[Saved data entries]
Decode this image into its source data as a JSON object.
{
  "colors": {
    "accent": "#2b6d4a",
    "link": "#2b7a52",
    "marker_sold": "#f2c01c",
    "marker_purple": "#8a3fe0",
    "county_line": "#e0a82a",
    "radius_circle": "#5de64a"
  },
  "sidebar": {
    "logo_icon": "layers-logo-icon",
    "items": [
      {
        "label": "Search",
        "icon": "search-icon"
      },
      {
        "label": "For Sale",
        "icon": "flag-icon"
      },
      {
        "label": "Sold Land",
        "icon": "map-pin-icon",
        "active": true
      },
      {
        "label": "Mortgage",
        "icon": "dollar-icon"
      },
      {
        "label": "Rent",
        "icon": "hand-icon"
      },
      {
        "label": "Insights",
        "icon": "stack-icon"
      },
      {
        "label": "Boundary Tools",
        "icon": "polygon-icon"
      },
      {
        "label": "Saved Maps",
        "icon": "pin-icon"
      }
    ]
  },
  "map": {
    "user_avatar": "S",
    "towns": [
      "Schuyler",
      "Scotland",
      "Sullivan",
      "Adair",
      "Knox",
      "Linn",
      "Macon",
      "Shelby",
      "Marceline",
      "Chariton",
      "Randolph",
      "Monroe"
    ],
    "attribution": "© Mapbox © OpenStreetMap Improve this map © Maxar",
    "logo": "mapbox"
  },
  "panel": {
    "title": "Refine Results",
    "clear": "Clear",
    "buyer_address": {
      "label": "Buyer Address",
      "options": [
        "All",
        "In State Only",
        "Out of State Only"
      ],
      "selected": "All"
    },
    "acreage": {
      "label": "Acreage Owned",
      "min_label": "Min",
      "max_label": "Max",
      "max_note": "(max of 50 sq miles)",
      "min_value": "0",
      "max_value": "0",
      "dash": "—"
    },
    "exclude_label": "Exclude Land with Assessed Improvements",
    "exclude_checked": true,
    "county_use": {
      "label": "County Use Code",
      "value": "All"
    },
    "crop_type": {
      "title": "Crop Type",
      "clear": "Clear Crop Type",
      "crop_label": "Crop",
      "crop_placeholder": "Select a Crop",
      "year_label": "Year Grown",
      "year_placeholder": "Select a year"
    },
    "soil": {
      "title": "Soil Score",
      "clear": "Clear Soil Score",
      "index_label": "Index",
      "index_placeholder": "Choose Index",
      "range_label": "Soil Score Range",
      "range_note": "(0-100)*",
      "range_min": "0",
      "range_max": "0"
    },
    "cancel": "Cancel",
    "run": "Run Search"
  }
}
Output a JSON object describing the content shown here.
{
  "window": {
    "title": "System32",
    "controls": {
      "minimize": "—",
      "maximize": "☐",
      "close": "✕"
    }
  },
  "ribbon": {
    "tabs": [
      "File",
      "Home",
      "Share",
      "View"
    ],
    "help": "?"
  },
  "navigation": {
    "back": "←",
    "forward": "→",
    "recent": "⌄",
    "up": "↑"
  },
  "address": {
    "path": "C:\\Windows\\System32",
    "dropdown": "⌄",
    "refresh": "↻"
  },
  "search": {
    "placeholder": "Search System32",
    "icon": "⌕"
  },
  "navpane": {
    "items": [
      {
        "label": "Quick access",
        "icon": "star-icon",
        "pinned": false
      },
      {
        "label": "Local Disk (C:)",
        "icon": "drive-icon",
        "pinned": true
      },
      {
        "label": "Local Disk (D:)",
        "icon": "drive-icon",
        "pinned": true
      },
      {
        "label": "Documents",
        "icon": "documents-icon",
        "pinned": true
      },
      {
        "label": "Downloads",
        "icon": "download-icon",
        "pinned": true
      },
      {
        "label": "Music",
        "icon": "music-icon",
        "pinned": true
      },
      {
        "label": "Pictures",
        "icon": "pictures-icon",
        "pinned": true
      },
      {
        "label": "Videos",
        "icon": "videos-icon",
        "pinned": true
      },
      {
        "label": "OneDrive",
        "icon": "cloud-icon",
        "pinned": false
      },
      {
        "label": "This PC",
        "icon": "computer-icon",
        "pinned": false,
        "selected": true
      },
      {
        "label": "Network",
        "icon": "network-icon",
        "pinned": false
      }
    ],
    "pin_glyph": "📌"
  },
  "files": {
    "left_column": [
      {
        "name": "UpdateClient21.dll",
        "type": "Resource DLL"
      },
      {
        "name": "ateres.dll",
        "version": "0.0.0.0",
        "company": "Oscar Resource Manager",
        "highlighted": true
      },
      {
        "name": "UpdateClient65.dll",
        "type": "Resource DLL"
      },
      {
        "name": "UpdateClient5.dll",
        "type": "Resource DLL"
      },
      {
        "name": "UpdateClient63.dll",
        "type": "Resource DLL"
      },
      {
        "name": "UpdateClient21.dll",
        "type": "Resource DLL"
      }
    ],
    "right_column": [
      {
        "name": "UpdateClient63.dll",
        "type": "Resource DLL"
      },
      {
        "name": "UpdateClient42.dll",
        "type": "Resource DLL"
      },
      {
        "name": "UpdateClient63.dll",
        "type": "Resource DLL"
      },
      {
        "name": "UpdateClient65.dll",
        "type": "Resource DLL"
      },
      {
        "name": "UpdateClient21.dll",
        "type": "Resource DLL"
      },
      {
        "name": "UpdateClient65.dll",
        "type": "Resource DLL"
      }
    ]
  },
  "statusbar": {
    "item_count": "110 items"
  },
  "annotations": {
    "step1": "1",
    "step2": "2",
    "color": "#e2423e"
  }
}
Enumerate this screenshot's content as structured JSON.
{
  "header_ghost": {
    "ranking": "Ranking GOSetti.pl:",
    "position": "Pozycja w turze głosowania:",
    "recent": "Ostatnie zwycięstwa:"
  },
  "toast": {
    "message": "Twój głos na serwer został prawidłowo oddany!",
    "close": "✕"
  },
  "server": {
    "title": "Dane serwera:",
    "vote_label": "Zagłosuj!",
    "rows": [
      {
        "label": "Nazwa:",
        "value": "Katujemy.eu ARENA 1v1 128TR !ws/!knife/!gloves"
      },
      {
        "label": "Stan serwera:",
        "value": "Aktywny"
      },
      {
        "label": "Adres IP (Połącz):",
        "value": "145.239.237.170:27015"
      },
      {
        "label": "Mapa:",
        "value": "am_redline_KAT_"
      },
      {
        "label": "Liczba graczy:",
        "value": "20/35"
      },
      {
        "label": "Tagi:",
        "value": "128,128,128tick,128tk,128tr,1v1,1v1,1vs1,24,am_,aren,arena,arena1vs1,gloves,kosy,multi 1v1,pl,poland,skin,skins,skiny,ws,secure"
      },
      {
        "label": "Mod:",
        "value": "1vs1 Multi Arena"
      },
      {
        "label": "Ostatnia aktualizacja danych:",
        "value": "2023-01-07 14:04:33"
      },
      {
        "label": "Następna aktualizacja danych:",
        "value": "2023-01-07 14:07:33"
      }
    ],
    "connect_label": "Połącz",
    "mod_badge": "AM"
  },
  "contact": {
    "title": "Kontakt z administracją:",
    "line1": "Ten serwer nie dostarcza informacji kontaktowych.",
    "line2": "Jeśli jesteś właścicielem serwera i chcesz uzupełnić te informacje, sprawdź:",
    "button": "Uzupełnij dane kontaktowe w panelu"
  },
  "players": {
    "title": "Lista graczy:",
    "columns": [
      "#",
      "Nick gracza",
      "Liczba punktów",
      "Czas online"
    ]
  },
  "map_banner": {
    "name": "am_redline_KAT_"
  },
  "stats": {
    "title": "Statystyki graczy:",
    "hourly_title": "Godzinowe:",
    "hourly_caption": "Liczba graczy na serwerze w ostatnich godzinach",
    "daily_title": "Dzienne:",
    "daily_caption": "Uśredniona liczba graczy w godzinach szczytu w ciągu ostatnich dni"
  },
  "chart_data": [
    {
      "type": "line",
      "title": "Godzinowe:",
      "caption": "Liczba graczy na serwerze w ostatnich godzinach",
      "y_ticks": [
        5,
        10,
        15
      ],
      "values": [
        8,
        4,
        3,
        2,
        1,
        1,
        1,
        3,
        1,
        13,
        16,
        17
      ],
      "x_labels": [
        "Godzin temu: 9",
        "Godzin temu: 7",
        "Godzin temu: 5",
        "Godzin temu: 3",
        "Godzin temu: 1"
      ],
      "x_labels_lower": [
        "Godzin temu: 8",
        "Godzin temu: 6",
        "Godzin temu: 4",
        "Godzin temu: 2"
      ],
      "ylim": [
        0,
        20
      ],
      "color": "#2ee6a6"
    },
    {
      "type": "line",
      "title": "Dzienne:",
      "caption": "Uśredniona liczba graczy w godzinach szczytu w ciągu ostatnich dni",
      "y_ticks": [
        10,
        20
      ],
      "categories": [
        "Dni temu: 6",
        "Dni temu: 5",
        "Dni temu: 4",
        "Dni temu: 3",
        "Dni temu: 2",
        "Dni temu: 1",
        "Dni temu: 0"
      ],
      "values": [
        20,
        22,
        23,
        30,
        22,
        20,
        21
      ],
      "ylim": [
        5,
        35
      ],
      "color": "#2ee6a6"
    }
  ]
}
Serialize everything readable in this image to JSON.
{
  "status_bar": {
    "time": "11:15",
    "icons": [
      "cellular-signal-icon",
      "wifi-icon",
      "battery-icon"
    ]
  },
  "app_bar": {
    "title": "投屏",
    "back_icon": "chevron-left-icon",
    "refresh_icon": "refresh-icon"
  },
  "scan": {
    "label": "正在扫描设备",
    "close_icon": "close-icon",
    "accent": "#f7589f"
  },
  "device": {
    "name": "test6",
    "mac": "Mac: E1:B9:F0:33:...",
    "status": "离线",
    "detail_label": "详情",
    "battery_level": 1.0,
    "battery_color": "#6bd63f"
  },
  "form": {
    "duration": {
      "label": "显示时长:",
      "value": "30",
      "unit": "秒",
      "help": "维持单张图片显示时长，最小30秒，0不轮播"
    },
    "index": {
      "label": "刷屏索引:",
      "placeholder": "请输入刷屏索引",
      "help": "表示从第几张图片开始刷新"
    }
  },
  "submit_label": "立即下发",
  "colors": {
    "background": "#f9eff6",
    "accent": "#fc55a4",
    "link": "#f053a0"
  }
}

## Exercise details
Each line that contains the string "serwerze" counts once; report how many such lines the entries have, giving only the number.

## Result below
2